* start Dataset records *

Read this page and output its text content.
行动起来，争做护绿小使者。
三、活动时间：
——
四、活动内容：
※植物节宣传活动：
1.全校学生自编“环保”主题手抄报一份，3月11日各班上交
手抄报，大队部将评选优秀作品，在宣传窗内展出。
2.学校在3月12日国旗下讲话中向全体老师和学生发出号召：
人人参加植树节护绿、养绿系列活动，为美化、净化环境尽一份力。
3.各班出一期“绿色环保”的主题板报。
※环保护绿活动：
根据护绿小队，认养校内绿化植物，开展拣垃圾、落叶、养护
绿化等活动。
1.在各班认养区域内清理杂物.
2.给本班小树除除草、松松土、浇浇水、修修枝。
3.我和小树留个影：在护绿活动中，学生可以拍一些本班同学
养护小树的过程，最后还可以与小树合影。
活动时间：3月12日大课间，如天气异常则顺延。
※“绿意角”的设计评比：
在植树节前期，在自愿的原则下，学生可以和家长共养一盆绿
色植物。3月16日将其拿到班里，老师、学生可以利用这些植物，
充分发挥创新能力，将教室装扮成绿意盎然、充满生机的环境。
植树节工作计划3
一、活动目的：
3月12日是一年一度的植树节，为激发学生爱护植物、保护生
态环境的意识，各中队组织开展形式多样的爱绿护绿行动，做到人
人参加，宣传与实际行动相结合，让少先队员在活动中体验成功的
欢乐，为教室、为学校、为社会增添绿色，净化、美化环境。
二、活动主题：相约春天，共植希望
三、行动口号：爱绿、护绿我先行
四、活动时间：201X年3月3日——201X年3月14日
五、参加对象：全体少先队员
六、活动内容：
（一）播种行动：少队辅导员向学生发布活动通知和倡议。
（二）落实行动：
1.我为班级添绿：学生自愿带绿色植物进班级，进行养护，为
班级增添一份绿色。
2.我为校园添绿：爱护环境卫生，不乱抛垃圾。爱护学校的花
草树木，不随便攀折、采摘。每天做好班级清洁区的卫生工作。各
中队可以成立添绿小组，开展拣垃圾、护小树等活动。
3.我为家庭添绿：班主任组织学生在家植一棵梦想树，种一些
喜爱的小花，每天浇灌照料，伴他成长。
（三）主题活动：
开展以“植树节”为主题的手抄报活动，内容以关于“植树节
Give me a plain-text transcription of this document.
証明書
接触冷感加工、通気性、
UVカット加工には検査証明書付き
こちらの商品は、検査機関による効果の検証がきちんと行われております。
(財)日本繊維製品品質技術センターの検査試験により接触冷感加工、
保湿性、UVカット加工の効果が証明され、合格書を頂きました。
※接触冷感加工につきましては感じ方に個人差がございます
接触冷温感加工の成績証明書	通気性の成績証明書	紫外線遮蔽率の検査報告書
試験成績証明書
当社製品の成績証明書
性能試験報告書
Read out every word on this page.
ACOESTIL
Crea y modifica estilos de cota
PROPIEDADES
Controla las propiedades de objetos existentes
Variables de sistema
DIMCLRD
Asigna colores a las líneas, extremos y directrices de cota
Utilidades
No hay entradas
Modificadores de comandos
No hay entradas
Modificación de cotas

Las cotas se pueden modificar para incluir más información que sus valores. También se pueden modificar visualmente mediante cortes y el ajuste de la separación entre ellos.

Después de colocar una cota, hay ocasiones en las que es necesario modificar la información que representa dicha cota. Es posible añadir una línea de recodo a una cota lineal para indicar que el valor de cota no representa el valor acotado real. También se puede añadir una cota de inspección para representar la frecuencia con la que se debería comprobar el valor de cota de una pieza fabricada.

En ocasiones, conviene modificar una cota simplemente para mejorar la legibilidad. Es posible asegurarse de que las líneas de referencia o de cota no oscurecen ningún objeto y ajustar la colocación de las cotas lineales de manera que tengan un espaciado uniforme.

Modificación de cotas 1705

* end Dataset records *

§ What to work on:
Reproduce the records in full, exactly as written.

§ Written solution:
Read this page and output its text content.
行动起来，争做护绿小使者。
三、活动时间：
——
四、活动内容：
※植物节宣传活动：
1.全校学生自编“环保”主题手抄报一份，3月11日各班上交
手抄报，大队部将评选优秀作品，在宣传窗内展出。
2.学校在3月12日国旗下讲话中向全体老师和学生发出号召：
人人参加植树节护绿、养绿系列活动，为美化、净化环境尽一份力。
3.各班出一期“绿色环保”的主题板报。
※环保护绿活动：
根据护绿小队，认养校内绿化植物，开展拣垃圾、落叶、养护
绿化等活动。
1.在各班认养区域内清理杂物.
2.给本班小树除除草、松松土、浇浇水、修修枝。
3.我和小树留个影：在护绿活动中，学生可以拍一些本班同学
养护小树的过程，最后还可以与小树合影。
活动时间：3月12日大课间，如天气异常则顺延。
※“绿意角”的设计评比：
在植树节前期，在自愿的原则下，学生可以和家长共养一盆绿
色植物。3月16日将其拿到班里，老师、学生可以利用这些植物，
充分发挥创新能力，将教室装扮成绿意盎然、充满生机的环境。
植树节工作计划3
一、活动目的：
3月12日是一年一度的植树节，为激发学生爱护植物、保护生
态环境的意识，各中队组织开展形式多样的爱绿护绿行动，做到人
人参加，宣传与实际行动相结合，让少先队员在活动中体验成功的
欢乐，为教室、为学校、为社会增添绿色，净化、美化环境。
二、活动主题：相约春天，共植希望
三、行动口号：爱绿、护绿我先行
四、活动时间：201X年3月3日——201X年3月14日
五、参加对象：全体少先队员
六、活动内容：
（一）播种行动：少队辅导员向学生发布活动通知和倡议。
（二）落实行动：
1.我为班级添绿：学生自愿带绿色植物进班级，进行养护，为
班级增添一份绿色。
2.我为校园添绿：爱护环境卫生，不乱抛垃圾。爱护学校的花
草树木，不随便攀折、采摘。每天做好班级清洁区的卫生工作。各
中队可以成立添绿小组，开展拣垃圾、护小树等活动。
3.我为家庭添绿：班主任组织学生在家植一棵梦想树，种一些
喜爱的小花，每天浇灌照料，伴他成长。
（三）主题活动：
开展以“植树节”为主题的手抄报活动，内容以关于“植树节
Give me a plain-text transcription of this document.
証明書
接触冷感加工、通気性、
UVカット加工には検査証明書付き
こちらの商品は、検査機関による効果の検証がきちんと行われております。
(財)日本繊維製品品質技術センターの検査試験により接触冷感加工、
保湿性、UVカット加工の効果が証明され、合格書を頂きました。
※接触冷感加工につきましては感じ方に個人差がございます
接触冷温感加工の成績証明書	通気性の成績証明書	紫外線遮蔽率の検査報告書
試験成績証明書
当社製品の成績証明書
性能試験報告書
Read out every word on this page.
ACOESTIL
Crea y modifica estilos de cota
PROPIEDADES
Controla las propiedades de objetos existentes
Variables de sistema
DIMCLRD
Asigna colores a las líneas, extremos y directrices de cota
Utilidades
No hay entradas
Modificadores de comandos
No hay entradas
Modificación de cotas

Las cotas se pueden modificar para incluir más información que sus valores. También se pueden modificar visualmente mediante cortes y el ajuste de la separación entre ellos.

Después de colocar una cota, hay ocasiones en las que es necesario modificar la información que representa dicha cota. Es posible añadir una línea de recodo a una cota lineal para indicar que el valor de cota no representa el valor acotado real. También se puede añadir una cota de inspección para representar la frecuencia con la que se debería comprobar el valor de cota de una pieza fabricada.

En ocasiones, conviene modificar una cota simplemente para mejorar la legibilidad. Es posible asegurarse de que las líneas de referencia o de cota no oscurecen ningún objeto y ajustar la colocación de las cotas lineales de manera que tengan un espaciado uniforme.

Modificación de cotas 1705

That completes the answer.